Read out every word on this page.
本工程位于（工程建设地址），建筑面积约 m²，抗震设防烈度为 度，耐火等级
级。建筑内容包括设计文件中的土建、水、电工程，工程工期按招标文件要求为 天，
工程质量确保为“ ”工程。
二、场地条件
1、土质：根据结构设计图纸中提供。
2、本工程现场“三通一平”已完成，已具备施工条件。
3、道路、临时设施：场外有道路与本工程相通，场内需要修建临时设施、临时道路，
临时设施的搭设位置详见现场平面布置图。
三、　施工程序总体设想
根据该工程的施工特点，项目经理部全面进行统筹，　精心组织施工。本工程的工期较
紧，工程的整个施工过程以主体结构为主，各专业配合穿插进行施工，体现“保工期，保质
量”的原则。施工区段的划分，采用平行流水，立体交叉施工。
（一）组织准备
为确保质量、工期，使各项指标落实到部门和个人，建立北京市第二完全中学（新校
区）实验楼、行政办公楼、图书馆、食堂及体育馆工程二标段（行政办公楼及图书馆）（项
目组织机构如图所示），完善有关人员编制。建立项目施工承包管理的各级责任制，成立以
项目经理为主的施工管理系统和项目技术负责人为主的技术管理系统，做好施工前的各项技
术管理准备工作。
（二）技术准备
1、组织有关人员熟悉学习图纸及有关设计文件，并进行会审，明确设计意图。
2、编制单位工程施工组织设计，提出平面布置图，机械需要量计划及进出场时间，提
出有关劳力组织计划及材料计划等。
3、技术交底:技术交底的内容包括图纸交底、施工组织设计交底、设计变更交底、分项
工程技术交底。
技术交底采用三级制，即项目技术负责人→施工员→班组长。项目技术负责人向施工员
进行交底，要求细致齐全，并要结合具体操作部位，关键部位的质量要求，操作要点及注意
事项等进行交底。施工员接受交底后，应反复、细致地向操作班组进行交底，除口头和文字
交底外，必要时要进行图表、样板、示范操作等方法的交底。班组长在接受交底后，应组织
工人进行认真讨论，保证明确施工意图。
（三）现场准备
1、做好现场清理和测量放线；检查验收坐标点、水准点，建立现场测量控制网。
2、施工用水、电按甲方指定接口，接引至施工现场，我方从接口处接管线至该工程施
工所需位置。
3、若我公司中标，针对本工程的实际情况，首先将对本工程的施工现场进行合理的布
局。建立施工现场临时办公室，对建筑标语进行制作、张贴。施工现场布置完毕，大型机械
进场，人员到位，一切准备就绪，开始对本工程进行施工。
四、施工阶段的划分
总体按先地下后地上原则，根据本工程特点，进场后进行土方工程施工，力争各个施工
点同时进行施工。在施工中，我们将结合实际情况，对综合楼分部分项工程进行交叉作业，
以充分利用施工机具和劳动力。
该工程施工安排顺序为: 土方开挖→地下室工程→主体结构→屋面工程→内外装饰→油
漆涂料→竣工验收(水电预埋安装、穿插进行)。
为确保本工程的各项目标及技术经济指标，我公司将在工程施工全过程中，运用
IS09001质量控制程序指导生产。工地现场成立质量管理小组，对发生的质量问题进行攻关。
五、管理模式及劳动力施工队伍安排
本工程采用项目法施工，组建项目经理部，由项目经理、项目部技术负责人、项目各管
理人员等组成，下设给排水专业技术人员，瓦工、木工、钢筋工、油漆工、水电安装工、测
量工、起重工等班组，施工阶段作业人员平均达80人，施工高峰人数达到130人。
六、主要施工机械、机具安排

» **SET EXERCISE**: Output every entry shown above, exactly.

» **RESPONSE**:
Read out every word on this page.
本工程位于（工程建设地址），建筑面积约 m²，抗震设防烈度为 度，耐火等级
级。建筑内容包括设计文件中的土建、水、电工程，工程工期按招标文件要求为 天，
工程质量确保为“ ”工程。
二、场地条件
1、土质：根据结构设计图纸中提供。
2、本工程现场“三通一平”已完成，已具备施工条件。
3、道路、临时设施：场外有道路与本工程相通，场内需要修建临时设施、临时道路，
临时设施的搭设位置详见现场平面布置图。
三、　施工程序总体设想
根据该工程的施工特点，项目经理部全面进行统筹，　精心组织施工。本工程的工期较
紧，工程的整个施工过程以主体结构为主，各专业配合穿插进行施工，体现“保工期，保质
量”的原则。施工区段的划分，采用平行流水，立体交叉施工。
（一）组织准备
为确保质量、工期，使各项指标落实到部门和个人，建立北京市第二完全中学（新校
区）实验楼、行政办公楼、图书馆、食堂及体育馆工程二标段（行政办公楼及图书馆）（项
目组织机构如图所示），完善有关人员编制。建立项目施工承包管理的各级责任制，成立以
项目经理为主的施工管理系统和项目技术负责人为主的技术管理系统，做好施工前的各项技
术管理准备工作。
（二）技术准备
1、组织有关人员熟悉学习图纸及有关设计文件，并进行会审，明确设计意图。
2、编制单位工程施工组织设计，提出平面布置图，机械需要量计划及进出场时间，提
出有关劳力组织计划及材料计划等。
3、技术交底:技术交底的内容包括图纸交底、施工组织设计交底、设计变更交底、分项
工程技术交底。
技术交底采用三级制，即项目技术负责人→施工员→班组长。项目技术负责人向施工员
进行交底，要求细致齐全，并要结合具体操作部位，关键部位的质量要求，操作要点及注意
事项等进行交底。施工员接受交底后，应反复、细致地向操作班组进行交底，除口头和文字
交底外，必要时要进行图表、样板、示范操作等方法的交底。班组长在接受交底后，应组织
工人进行认真讨论，保证明确施工意图。
（三）现场准备
1、做好现场清理和测量放线；检查验收坐标点、水准点，建立现场测量控制网。
2、施工用水、电按甲方指定接口，接引至施工现场，我方从接口处接管线至该工程施
工所需位置。
3、若我公司中标，针对本工程的实际情况，首先将对本工程的施工现场进行合理的布
局。建立施工现场临时办公室，对建筑标语进行制作、张贴。施工现场布置完毕，大型机械
进场，人员到位，一切准备就绪，开始对本工程进行施工。
四、施工阶段的划分
总体按先地下后地上原则，根据本工程特点，进场后进行土方工程施工，力争各个施工
点同时进行施工。在施工中，我们将结合实际情况，对综合楼分部分项工程进行交叉作业，
以充分利用施工机具和劳动力。
该工程施工安排顺序为: 土方开挖→地下室工程→主体结构→屋面工程→内外装饰→油
漆涂料→竣工验收(水电预埋安装、穿插进行)。
为确保本工程的各项目标及技术经济指标，我公司将在工程施工全过程中，运用
IS09001质量控制程序指导生产。工地现场成立质量管理小组，对发生的质量问题进行攻关。
五、管理模式及劳动力施工队伍安排
本工程采用项目法施工，组建项目经理部，由项目经理、项目部技术负责人、项目各管
理人员等组成，下设给排水专业技术人员，瓦工、木工、钢筋工、油漆工、水电安装工、测
量工、起重工等班组，施工阶段作业人员平均达80人，施工高峰人数达到130人。
六、主要施工机械、机具安排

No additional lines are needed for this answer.